Below is a block of records; repeat each one exactly.

» **Stored rows**:
========================================================================

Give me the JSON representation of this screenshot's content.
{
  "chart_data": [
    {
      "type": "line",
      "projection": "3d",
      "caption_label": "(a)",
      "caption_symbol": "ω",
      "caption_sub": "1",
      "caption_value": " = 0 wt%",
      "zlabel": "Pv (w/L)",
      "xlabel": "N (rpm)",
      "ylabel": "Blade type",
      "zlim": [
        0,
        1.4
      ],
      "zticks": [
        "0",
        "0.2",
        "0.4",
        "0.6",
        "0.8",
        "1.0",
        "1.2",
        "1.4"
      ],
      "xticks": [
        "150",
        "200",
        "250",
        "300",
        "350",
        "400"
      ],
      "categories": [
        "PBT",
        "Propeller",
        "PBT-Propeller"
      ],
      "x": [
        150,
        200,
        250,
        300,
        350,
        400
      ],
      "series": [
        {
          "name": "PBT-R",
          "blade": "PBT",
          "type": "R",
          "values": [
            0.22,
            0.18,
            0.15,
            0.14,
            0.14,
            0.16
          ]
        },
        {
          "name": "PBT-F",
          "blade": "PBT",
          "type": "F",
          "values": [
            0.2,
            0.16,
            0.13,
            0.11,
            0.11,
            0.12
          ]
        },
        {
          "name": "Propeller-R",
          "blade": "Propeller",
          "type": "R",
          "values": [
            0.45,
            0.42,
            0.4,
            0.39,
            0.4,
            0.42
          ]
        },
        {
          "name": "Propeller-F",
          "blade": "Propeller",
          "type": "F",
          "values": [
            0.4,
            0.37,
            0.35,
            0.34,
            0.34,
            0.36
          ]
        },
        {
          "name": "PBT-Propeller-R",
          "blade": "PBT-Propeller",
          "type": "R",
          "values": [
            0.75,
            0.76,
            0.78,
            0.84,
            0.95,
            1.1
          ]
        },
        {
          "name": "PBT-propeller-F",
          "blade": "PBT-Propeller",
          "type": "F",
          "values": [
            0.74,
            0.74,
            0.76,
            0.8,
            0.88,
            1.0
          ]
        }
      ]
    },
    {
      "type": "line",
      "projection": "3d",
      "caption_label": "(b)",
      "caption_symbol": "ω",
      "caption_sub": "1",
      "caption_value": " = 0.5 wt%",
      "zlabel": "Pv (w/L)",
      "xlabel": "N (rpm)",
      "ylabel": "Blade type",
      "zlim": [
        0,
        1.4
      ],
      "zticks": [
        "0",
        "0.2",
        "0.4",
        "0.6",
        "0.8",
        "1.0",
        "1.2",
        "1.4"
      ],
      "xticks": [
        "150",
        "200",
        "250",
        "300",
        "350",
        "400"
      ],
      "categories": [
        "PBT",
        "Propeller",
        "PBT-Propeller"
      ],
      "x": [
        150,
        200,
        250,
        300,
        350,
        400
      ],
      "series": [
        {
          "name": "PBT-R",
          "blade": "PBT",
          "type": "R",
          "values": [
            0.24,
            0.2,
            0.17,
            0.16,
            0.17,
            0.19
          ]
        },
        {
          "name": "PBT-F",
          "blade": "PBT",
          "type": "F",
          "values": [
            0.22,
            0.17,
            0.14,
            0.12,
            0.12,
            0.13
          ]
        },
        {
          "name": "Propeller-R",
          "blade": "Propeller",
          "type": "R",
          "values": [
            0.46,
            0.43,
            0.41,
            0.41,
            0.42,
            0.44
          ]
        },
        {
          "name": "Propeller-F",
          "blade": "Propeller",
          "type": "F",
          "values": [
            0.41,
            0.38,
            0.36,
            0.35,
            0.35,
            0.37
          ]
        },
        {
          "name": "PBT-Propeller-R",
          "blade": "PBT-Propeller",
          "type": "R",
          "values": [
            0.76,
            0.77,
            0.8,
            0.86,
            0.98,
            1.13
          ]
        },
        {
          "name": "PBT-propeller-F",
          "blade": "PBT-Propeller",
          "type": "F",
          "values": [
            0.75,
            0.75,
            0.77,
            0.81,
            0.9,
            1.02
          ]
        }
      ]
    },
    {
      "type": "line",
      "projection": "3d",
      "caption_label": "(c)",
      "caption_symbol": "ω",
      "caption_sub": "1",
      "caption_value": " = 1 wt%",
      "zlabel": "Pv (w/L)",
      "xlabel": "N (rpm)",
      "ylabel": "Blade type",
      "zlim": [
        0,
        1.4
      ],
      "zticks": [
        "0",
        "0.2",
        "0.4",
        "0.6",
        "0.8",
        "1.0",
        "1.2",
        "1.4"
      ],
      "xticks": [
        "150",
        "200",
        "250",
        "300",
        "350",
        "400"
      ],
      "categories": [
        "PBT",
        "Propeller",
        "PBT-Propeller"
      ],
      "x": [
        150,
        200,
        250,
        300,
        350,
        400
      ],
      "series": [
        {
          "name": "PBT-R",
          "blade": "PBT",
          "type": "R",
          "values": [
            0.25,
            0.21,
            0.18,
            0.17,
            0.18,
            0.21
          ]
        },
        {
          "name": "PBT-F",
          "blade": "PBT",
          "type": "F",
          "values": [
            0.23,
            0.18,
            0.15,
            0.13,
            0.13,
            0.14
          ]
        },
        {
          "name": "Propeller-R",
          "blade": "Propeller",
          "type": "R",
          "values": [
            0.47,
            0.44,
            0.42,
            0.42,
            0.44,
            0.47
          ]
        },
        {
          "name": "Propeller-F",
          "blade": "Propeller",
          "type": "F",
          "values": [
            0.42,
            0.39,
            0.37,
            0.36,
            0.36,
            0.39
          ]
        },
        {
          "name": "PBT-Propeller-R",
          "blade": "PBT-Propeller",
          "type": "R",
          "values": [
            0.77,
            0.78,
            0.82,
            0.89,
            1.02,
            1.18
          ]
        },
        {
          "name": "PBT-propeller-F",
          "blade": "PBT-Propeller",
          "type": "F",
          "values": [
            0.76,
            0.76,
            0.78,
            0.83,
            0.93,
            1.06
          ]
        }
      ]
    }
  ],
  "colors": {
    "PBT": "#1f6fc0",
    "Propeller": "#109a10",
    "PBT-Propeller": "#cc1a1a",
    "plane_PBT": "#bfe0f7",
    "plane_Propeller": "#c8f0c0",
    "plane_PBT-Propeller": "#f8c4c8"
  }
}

========================================================================

» **Task output**:
Give me the JSON representation of this screenshot's content.
{
  "chart_data": [
    {
      "type": "line",
      "projection": "3d",
      "caption_label": "(a)",
      "caption_symbol": "ω",
      "caption_sub": "1",
      "caption_value": " = 0 wt%",
      "zlabel": "Pv (w/L)",
      "xlabel": "N (rpm)",
      "ylabel": "Blade type",
      "zlim": [
        0,
        1.4
      ],
      "zticks": [
        "0",
        "0.2",
        "0.4",
        "0.6",
        "0.8",
        "1.0",
        "1.2",
        "1.4"
      ],
      "xticks": [
        "150",
        "200",
        "250",
        "300",
        "350",
        "400"
      ],
      "categories": [
        "PBT",
        "Propeller",
        "PBT-Propeller"
      ],
      "x": [
        150,
        200,
        250,
        300,
        350,
        400
      ],
      "series": [
        {
          "name": "PBT-R",
          "blade": "PBT",
          "type": "R",
          "values": [
            0.22,
            0.18,
            0.15,
            0.14,
            0.14,
            0.16
          ]
        },
        {
          "name": "PBT-F",
          "blade": "PBT",
          "type": "F",
          "values": [
            0.2,
            0.16,
            0.13,
            0.11,
            0.11,
            0.12
          ]
        },
        {
          "name": "Propeller-R",
          "blade": "Propeller",
          "type": "R",
          "values": [
            0.45,
            0.42,
            0.4,
            0.39,
            0.4,
            0.42
          ]
        },
        {
          "name": "Propeller-F",
          "blade": "Propeller",
          "type": "F",
          "values": [
            0.4,
            0.37,
            0.35,
            0.34,
            0.34,
            0.36
          ]
        },
        {
          "name": "PBT-Propeller-R",
          "blade": "PBT-Propeller",
          "type": "R",
          "values": [
            0.75,
            0.76,
            0.78,
            0.84,
            0.95,
            1.1
          ]
        },
        {
          "name": "PBT-propeller-F",
          "blade": "PBT-Propeller",
          "type": "F",
          "values": [
            0.74,
            0.74,
            0.76,
            0.8,
            0.88,
            1.0
          ]
        }
      ]
    },
    {
      "type": "line",
      "projection": "3d",
      "caption_label": "(b)",
      "caption_symbol": "ω",
      "caption_sub": "1",
      "caption_value": " = 0.5 wt%",
      "zlabel": "Pv (w/L)",
      "xlabel": "N (rpm)",
      "ylabel": "Blade type",
      "zlim": [
        0,
        1.4
      ],
      "zticks": [
        "0",
        "0.2",
        "0.4",
        "0.6",
        "0.8",
        "1.0",
        "1.2",
        "1.4"
      ],
      "xticks": [
        "150",
        "200",
        "250",
        "300",
        "350",
        "400"
      ],
      "categories": [
        "PBT",
        "Propeller",
        "PBT-Propeller"
      ],
      "x": [
        150,
        200,
        250,
        300,
        350,
        400
      ],
      "series": [
        {
          "name": "PBT-R",
          "blade": "PBT",
          "type": "R",
          "values": [
            0.24,
            0.2,
            0.17,
            0.16,
            0.17,
            0.19
          ]
        },
        {
          "name": "PBT-F",
          "blade": "PBT",
          "type": "F",
          "values": [
            0.22,
            0.17,
            0.14,
            0.12,
            0.12,
            0.13
          ]
        },
        {
          "name": "Propeller-R",
          "blade": "Propeller",
          "type": "R",
          "values": [
            0.46,
            0.43,
            0.41,
            0.41,
            0.42,
            0.44
          ]
        },
        {
          "name": "Propeller-F",
          "blade": "Propeller",
          "type": "F",
          "values": [
            0.41,
            0.38,
            0.36,
            0.35,
            0.35,
            0.37
          ]
        },
        {
          "name": "PBT-Propeller-R",
          "blade": "PBT-Propeller",
          "type": "R",
          "values": [
            0.76,
            0.77,
            0.8,
            0.86,
            0.98,
            1.13
          ]
        },
        {
          "name": "PBT-propeller-F",
          "blade": "PBT-Propeller",
          "type": "F",
          "values": [
            0.75,
            0.75,
            0.77,
            0.81,
            0.9,
            1.02
          ]
        }
      ]
    },
    {
      "type": "line",
      "projection": "3d",
      "caption_label": "(c)",
      "caption_symbol": "ω",
      "caption_sub": "1",
      "caption_value": " = 1 wt%",
      "zlabel": "Pv (w/L)",
      "xlabel": "N (rpm)",
      "ylabel": "Blade type",
      "zlim": [
        0,
        1.4
      ],
      "zticks": [
        "0",
        "0.2",
        "0.4",
        "0.6",
        "0.8",
        "1.0",
        "1.2",
        "1.4"
      ],
      "xticks": [
        "150",
        "200",
        "250",
        "300",
        "350",
        "400"
      ],
      "categories": [
        "PBT",
        "Propeller",
        "PBT-Propeller"
      ],
      "x": [
        150,
        200,
        250,
        300,
        350,
        400
      ],
      "series": [
        {
          "name": "PBT-R",
          "blade": "PBT",
          "type": "R",
          "values": [
            0.25,
            0.21,
            0.18,
            0.17,
            0.18,
            0.21
          ]
        },
        {
          "name": "PBT-F",
          "blade": "PBT",
          "type": "F",
          "values": [
            0.23,
            0.18,
            0.15,
            0.13,
            0.13,
            0.14
          ]
        },
        {
          "name": "Propeller-R",
          "blade": "Propeller",
          "type": "R",
          "values": [
            0.47,
            0.44,
            0.42,
            0.42,
            0.44,
            0.47
          ]
        },
        {
          "name": "Propeller-F",
          "blade": "Propeller",
          "type": "F",
          "values": [
            0.42,
            0.39,
            0.37,
            0.36,
            0.36,
            0.39
          ]
        },
        {
          "name": "PBT-Propeller-R",
          "blade": "PBT-Propeller",
          "type": "R",
          "values": [
            0.77,
            0.78,
            0.82,
            0.89,
            1.02,
            1.18
          ]
        },
        {
          "name": "PBT-propeller-F",
          "blade": "PBT-Propeller",
          "type": "F",
          "values": [
            0.76,
            0.76,
            0.78,
            0.83,
            0.93,
            1.06
          ]
        }
      ]
    }
  ],
  "colors": {
    "PBT": "#1f6fc0",
    "Propeller": "#109a10",
    "PBT-Propeller": "#cc1a1a",
    "plane_PBT": "#bfe0f7",
    "plane_Propeller": "#c8f0c0",
    "plane_PBT-Propeller": "#f8c4c8"
  }
}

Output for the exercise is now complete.